**DESCRIPTION OF THE TASK:**
Answer with a number only: how many lines of the data contain "Eugene"?

--- Start RAW RECORDS ---

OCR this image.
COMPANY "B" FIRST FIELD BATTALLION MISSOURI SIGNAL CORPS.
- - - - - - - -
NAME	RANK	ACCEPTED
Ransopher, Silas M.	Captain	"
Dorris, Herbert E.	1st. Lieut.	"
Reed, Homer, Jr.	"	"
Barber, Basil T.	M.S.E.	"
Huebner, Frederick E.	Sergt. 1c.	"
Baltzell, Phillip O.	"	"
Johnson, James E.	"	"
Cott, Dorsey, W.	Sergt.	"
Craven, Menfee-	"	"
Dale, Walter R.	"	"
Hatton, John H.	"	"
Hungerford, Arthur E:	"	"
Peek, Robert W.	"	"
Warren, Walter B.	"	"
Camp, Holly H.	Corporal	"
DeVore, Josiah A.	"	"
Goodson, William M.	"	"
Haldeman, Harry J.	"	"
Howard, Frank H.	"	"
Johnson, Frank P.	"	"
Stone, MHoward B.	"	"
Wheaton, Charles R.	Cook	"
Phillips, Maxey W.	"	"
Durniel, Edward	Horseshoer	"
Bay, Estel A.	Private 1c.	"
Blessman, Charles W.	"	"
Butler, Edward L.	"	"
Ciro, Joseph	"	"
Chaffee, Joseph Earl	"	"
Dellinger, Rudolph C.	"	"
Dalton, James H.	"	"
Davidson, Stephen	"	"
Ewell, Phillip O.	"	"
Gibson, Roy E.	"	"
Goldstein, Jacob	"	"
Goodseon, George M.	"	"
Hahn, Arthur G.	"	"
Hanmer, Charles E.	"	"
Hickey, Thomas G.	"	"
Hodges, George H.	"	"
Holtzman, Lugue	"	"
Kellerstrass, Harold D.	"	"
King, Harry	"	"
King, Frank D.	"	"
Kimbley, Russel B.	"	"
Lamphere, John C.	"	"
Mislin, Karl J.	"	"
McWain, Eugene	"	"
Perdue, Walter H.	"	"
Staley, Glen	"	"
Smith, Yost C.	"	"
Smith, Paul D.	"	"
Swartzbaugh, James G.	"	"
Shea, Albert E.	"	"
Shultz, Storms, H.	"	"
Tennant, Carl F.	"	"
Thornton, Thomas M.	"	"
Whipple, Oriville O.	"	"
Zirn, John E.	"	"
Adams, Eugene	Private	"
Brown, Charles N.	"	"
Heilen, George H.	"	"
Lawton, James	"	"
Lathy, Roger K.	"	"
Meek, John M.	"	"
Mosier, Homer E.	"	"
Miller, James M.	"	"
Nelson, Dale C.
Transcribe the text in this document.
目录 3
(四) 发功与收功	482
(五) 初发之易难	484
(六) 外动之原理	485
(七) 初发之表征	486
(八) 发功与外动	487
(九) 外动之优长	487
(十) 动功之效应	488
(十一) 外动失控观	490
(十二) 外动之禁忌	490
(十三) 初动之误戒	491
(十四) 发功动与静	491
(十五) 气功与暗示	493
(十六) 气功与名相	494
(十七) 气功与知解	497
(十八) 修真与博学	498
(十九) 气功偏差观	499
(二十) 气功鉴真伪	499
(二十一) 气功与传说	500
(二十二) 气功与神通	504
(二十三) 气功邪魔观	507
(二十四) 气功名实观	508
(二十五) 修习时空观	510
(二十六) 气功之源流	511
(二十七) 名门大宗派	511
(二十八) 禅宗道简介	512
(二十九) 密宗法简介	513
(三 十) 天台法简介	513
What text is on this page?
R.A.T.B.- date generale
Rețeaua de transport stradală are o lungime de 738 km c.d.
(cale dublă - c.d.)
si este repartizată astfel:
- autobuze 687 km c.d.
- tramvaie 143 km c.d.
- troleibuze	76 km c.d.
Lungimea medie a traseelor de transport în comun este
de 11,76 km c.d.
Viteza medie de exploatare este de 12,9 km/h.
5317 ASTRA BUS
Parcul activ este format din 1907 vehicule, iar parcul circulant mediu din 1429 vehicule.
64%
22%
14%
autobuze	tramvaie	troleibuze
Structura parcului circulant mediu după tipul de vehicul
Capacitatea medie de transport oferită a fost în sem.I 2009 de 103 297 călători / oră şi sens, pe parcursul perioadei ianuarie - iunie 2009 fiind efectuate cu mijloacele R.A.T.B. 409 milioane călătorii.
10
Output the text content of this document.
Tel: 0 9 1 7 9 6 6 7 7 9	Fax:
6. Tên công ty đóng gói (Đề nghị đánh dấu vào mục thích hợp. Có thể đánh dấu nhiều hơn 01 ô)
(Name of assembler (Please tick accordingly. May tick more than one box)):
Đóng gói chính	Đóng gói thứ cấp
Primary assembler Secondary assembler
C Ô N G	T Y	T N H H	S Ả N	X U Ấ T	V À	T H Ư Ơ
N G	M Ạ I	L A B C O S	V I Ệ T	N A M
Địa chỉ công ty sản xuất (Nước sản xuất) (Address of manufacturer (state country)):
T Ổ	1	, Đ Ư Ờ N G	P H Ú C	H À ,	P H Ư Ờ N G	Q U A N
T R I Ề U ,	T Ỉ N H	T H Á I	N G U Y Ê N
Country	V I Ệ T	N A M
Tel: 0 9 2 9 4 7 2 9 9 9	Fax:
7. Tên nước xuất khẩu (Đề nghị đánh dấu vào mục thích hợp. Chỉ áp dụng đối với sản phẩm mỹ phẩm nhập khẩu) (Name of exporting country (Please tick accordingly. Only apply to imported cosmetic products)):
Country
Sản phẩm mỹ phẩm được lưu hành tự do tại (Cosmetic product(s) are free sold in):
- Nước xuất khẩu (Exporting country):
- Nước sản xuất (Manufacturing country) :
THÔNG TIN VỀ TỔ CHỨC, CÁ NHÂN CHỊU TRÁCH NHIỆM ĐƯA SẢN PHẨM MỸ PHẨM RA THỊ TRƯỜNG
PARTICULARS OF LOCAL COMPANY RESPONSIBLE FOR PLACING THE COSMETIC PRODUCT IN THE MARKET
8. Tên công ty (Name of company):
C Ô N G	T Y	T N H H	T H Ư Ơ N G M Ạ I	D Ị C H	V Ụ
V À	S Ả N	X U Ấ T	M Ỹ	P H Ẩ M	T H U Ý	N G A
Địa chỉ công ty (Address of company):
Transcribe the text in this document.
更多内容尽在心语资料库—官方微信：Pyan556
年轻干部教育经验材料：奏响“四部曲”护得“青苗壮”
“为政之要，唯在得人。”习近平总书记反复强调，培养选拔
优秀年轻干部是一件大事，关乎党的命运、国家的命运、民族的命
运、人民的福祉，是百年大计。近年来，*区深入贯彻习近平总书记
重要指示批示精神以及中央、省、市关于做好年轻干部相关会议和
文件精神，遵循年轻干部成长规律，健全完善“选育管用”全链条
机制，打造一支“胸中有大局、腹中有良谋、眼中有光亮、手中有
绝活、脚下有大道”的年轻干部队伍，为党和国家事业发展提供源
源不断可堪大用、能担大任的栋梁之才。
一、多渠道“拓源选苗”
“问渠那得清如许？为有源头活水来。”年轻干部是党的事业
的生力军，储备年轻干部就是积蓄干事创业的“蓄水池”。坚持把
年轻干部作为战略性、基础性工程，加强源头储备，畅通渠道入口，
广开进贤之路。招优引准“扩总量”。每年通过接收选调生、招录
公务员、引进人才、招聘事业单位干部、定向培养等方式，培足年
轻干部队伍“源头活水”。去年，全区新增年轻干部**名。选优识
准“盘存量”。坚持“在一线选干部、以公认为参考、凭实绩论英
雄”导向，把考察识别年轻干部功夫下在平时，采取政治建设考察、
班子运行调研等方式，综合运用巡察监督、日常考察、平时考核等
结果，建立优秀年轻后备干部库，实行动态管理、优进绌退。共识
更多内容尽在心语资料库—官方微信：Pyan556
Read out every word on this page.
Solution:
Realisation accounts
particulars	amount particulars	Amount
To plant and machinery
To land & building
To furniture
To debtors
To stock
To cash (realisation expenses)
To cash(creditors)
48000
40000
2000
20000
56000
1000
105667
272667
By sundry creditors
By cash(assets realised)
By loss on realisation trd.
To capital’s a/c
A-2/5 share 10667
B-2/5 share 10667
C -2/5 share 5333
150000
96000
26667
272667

--- End RAW RECORDS ---

**SOLUTION FOR THIS TASK:**
2